* [EXERCISE DETAILS]: Each line of the material must be returned exactly.

--------------------

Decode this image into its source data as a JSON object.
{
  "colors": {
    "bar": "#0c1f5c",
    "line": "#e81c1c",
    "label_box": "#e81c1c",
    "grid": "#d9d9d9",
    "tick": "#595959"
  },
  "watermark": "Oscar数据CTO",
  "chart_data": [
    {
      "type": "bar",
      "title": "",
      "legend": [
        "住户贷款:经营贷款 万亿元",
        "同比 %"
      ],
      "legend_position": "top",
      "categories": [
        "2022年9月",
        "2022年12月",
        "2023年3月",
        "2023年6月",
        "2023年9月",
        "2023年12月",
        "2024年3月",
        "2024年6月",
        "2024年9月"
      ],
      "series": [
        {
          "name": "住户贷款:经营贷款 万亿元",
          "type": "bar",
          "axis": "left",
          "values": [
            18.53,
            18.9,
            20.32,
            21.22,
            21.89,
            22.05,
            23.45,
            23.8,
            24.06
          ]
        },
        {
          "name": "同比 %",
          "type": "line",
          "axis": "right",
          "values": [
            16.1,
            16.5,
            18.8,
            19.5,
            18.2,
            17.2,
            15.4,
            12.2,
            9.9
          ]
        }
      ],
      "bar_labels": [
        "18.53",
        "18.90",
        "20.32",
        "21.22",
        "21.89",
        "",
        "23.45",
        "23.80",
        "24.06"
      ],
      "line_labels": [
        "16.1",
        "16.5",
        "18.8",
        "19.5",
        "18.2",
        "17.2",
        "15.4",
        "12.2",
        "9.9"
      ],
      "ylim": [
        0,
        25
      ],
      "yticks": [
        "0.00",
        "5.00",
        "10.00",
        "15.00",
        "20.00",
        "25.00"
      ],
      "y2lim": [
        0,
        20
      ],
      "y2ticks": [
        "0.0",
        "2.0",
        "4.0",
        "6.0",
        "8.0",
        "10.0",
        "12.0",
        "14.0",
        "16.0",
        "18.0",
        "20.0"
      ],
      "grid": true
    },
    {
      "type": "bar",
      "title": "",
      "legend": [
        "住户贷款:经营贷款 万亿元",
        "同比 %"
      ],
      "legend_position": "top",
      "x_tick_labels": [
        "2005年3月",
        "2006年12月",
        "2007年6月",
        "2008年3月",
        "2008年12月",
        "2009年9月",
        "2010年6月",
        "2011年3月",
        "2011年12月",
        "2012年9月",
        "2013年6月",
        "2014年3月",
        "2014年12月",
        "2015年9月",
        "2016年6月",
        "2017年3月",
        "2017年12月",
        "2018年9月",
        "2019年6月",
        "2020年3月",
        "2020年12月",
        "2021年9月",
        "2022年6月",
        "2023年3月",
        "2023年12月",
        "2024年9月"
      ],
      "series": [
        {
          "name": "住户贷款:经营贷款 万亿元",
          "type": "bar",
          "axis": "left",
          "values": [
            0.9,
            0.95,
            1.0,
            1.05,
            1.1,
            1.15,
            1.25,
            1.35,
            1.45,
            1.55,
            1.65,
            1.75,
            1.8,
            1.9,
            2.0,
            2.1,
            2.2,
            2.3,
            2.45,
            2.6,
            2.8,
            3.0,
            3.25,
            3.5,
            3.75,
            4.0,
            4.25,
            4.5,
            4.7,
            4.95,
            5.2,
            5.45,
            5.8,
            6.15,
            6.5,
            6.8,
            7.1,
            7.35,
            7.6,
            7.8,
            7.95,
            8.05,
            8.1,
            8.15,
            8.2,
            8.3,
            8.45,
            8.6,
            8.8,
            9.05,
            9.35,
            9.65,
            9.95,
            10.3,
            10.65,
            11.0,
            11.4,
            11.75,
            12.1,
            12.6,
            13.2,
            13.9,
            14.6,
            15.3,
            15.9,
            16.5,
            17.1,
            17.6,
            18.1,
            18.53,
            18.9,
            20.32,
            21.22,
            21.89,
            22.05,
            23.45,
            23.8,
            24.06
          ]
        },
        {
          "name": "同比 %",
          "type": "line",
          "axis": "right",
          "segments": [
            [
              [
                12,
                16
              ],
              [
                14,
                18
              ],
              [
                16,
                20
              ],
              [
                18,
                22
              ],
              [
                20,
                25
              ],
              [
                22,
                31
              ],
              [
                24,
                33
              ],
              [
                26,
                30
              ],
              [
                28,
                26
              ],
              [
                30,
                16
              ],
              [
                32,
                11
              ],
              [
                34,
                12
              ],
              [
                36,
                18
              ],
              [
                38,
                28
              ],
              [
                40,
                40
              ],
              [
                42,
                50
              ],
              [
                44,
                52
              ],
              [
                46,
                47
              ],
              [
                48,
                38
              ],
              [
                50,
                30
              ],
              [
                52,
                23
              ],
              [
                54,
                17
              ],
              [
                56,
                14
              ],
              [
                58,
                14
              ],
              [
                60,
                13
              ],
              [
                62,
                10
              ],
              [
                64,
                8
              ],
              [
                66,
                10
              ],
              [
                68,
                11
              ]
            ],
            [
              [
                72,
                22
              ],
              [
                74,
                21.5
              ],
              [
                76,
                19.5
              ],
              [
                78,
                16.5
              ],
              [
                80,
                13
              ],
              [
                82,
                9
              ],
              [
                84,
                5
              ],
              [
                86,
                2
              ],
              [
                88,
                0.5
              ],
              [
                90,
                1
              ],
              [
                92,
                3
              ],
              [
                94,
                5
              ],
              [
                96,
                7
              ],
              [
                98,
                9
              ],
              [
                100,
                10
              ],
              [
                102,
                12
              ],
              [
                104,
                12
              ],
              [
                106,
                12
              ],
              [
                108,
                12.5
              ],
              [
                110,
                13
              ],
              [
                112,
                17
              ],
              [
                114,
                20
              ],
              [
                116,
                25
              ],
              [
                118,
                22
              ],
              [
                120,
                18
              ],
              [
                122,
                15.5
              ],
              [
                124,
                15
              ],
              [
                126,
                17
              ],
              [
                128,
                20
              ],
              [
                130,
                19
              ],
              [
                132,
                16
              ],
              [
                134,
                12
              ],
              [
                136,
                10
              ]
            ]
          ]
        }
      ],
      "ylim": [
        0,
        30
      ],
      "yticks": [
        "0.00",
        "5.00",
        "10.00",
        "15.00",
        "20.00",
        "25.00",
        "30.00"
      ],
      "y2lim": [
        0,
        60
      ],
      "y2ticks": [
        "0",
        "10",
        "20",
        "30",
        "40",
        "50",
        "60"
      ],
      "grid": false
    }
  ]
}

--------------------

* [FULL RESPONSE]:
Decode this image into its source data as a JSON object.
{
  "colors": {
    "bar": "#0c1f5c",
    "line": "#e81c1c",
    "label_box": "#e81c1c",
    "grid": "#d9d9d9",
    "tick": "#595959"
  },
  "watermark": "Oscar数据CTO",
  "chart_data": [
    {
      "type": "bar",
      "title": "",
      "legend": [
        "住户贷款:经营贷款 万亿元",
        "同比 %"
      ],
      "legend_position": "top",
      "categories": [
        "2022年9月",
        "2022年12月",
        "2023年3月",
        "2023年6月",
        "2023年9月",
        "2023年12月",
        "2024年3月",
        "2024年6月",
        "2024年9月"
      ],
      "series": [
        {
          "name": "住户贷款:经营贷款 万亿元",
          "type": "bar",
          "axis": "left",
          "values": [
            18.53,
            18.9,
            20.32,
            21.22,
            21.89,
            22.05,
            23.45,
            23.8,
            24.06
          ]
        },
        {
          "name": "同比 %",
          "type": "line",
          "axis": "right",
          "values": [
            16.1,
            16.5,
            18.8,
            19.5,
            18.2,
            17.2,
            15.4,
            12.2,
            9.9
          ]
        }
      ],
      "bar_labels": [
        "18.53",
        "18.90",
        "20.32",
        "21.22",
        "21.89",
        "",
        "23.45",
        "23.80",
        "24.06"
      ],
      "line_labels": [
        "16.1",
        "16.5",
        "18.8",
        "19.5",
        "18.2",
        "17.2",
        "15.4",
        "12.2",
        "9.9"
      ],
      "ylim": [
        0,
        25
      ],
      "yticks": [
        "0.00",
        "5.00",
        "10.00",
        "15.00",
        "20.00",
        "25.00"
      ],
      "y2lim": [
        0,
        20
      ],
      "y2ticks": [
        "0.0",
        "2.0",
        "4.0",
        "6.0",
        "8.0",
        "10.0",
        "12.0",
        "14.0",
        "16.0",
        "18.0",
        "20.0"
      ],
      "grid": true
    },
    {
      "type": "bar",
      "title": "",
      "legend": [
        "住户贷款:经营贷款 万亿元",
        "同比 %"
      ],
      "legend_position": "top",
      "x_tick_labels": [
        "2005年3月",
        "2006年12月",
        "2007年6月",
        "2008年3月",
        "2008年12月",
        "2009年9月",
        "2010年6月",
        "2011年3月",
        "2011年12月",
        "2012年9月",
        "2013年6月",
        "2014年3月",
        "2014年12月",
        "2015年9月",
        "2016年6月",
        "2017年3月",
        "2017年12月",
        "2018年9月",
        "2019年6月",
        "2020年3月",
        "2020年12月",
        "2021年9月",
        "2022年6月",
        "2023年3月",
        "2023年12月",
        "2024年9月"
      ],
      "series": [
        {
          "name": "住户贷款:经营贷款 万亿元",
          "type": "bar",
          "axis": "left",
          "values": [
            0.9,
            0.95,
            1.0,
            1.05,
            1.1,
            1.15,
            1.25,
            1.35,
            1.45,
            1.55,
            1.65,
            1.75,
            1.8,
            1.9,
            2.0,
            2.1,
            2.2,
            2.3,
            2.45,
            2.6,
            2.8,
            3.0,
            3.25,
            3.5,
            3.75,
            4.0,
            4.25,
            4.5,
            4.7,
            4.95,
            5.2,
            5.45,
            5.8,
            6.15,
            6.5,
            6.8,
            7.1,
            7.35,
            7.6,
            7.8,
            7.95,
            8.05,
            8.1,
            8.15,
            8.2,
            8.3,
            8.45,
            8.6,
            8.8,
            9.05,
            9.35,
            9.65,
            9.95,
            10.3,
            10.65,
            11.0,
            11.4,
            11.75,
            12.1,
            12.6,
            13.2,
            13.9,
            14.6,
            15.3,
            15.9,
            16.5,
            17.1,
            17.6,
            18.1,
            18.53,
            18.9,
            20.32,
            21.22,
            21.89,
            22.05,
            23.45,
            23.8,
            24.06
          ]
        },
        {
          "name": "同比 %",
          "type": "line",
          "axis": "right",
          "segments": [
            [
              [
                12,
                16
              ],
              [
                14,
                18
              ],
              [
                16,
                20
              ],
              [
                18,
                22
              ],
              [
                20,
                25
              ],
              [
                22,
                31
              ],
              [
                24,
                33
              ],
              [
                26,
                30
              ],
              [
                28,
                26
              ],
              [
                30,
                16
              ],
              [
                32,
                11
              ],
              [
                34,
                12
              ],
              [
                36,
                18
              ],
              [
                38,
                28
              ],
              [
                40,
                40
              ],
              [
                42,
                50
              ],
              [
                44,
                52
              ],
              [
                46,
                47
              ],
              [
                48,
                38
              ],
              [
                50,
                30
              ],
              [
                52,
                23
              ],
              [
                54,
                17
              ],
              [
                56,
                14
              ],
              [
                58,
                14
              ],
              [
                60,
                13
              ],
              [
                62,
                10
              ],
              [
                64,
                8
              ],
              [
                66,
                10
              ],
              [
                68,
                11
              ]
            ],
            [
              [
                72,
                22
              ],
              [
                74,
                21.5
              ],
              [
                76,
                19.5
              ],
              [
                78,
                16.5
              ],
              [
                80,
                13
              ],
              [
                82,
                9
              ],
              [
                84,
                5
              ],
              [
                86,
                2
              ],
              [
                88,
                0.5
              ],
              [
                90,
                1
              ],
              [
                92,
                3
              ],
              [
                94,
                5
              ],
              [
                96,
                7
              ],
              [
                98,
                9
              ],
              [
                100,
                10
              ],
              [
                102,
                12
              ],
              [
                104,
                12
              ],
              [
                106,
                12
              ],
              [
                108,
                12.5
              ],
              [
                110,
                13
              ],
              [
                112,
                17
              ],
              [
                114,
                20
              ],
              [
                116,
                25
              ],
              [
                118,
                22
              ],
              [
                120,
                18
              ],
              [
                122,
                15.5
              ],
              [
                124,
                15
              ],
              [
                126,
                17
              ],
              [
                128,
                20
              ],
              [
                130,
                19
              ],
              [
                132,
                16
              ],
              [
                134,
                12
              ],
              [
                136,
                10
              ]
            ]
          ]
        }
      ],
      "ylim": [
        0,
        30
      ],
      "yticks": [
        "0.00",
        "5.00",
        "10.00",
        "15.00",
        "20.00",
        "25.00",
        "30.00"
      ],
      "y2lim": [
        0,
        60
      ],
      "y2ticks": [
        "0",
        "10",
        "20",
        "30",
        "40",
        "50",
        "60"
      ],
      "grid": false
    }
  ]
}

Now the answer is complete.